Work to complete:
Read the lines below. Copy out any that hold the string "this".

(Collected data)
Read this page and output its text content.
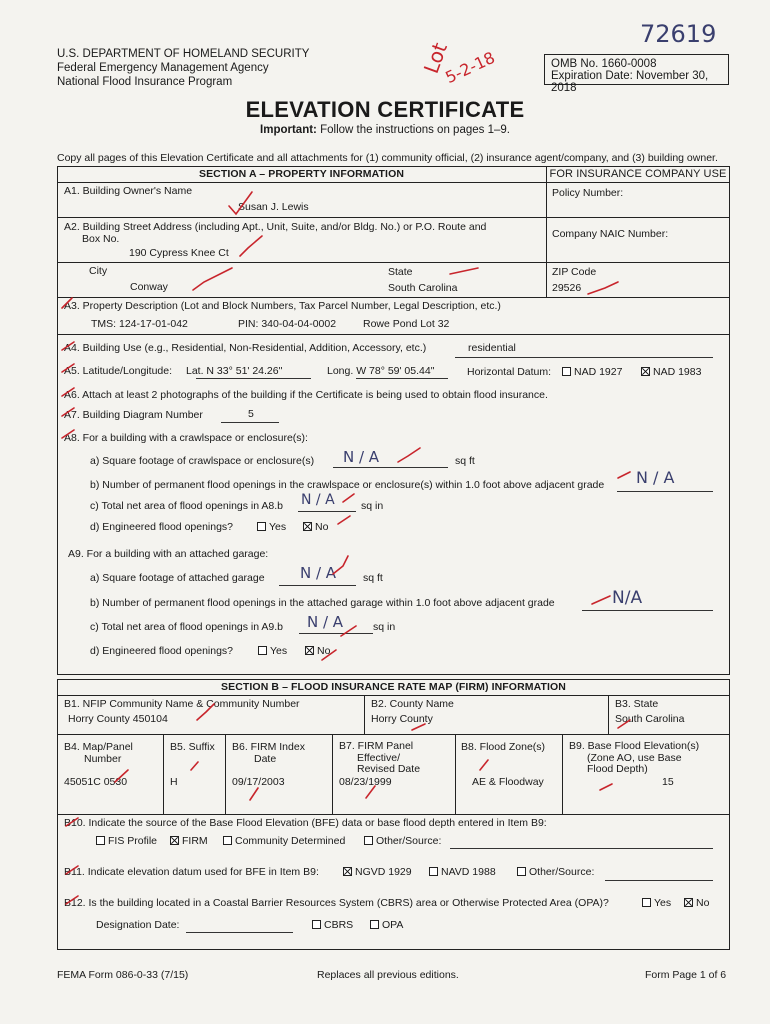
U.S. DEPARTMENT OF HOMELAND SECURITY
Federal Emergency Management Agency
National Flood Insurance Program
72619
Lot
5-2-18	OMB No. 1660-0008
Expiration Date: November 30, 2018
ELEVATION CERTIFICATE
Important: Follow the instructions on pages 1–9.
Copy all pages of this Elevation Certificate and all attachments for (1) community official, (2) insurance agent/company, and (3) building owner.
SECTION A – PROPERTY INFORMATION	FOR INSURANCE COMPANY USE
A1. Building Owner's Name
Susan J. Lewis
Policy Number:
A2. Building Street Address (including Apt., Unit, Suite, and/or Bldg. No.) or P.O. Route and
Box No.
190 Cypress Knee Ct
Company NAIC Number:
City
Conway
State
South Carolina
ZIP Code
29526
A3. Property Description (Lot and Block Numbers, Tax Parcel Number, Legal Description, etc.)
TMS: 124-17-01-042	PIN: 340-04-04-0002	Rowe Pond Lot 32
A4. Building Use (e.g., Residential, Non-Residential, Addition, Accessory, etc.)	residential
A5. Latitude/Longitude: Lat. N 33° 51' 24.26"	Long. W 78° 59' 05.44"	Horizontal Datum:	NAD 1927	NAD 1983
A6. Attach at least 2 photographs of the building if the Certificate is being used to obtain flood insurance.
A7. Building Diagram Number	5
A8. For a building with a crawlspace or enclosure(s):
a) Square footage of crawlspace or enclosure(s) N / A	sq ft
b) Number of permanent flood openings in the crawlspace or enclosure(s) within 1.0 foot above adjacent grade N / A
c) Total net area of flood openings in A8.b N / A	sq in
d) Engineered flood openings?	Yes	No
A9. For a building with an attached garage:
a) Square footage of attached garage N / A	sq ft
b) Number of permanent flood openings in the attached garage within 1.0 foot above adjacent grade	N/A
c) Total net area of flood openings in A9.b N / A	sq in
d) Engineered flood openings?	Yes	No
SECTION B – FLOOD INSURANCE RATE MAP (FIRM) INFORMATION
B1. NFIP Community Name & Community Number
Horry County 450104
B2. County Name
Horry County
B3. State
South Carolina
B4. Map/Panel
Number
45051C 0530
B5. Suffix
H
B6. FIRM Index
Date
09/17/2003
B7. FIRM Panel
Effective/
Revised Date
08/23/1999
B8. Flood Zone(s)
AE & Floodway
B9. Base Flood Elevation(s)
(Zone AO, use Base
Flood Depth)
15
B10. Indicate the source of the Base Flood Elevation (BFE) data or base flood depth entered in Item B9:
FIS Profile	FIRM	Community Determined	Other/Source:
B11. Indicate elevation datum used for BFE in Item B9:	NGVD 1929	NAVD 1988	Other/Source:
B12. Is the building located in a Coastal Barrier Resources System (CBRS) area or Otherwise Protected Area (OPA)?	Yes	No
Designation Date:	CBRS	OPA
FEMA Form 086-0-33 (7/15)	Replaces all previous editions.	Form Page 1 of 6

Complete response:
Read this page and output its text content.
Copy all pages of this Elevation Certificate and all attachments for (1) community official, (2) insurance agent/company, and (3) building owner.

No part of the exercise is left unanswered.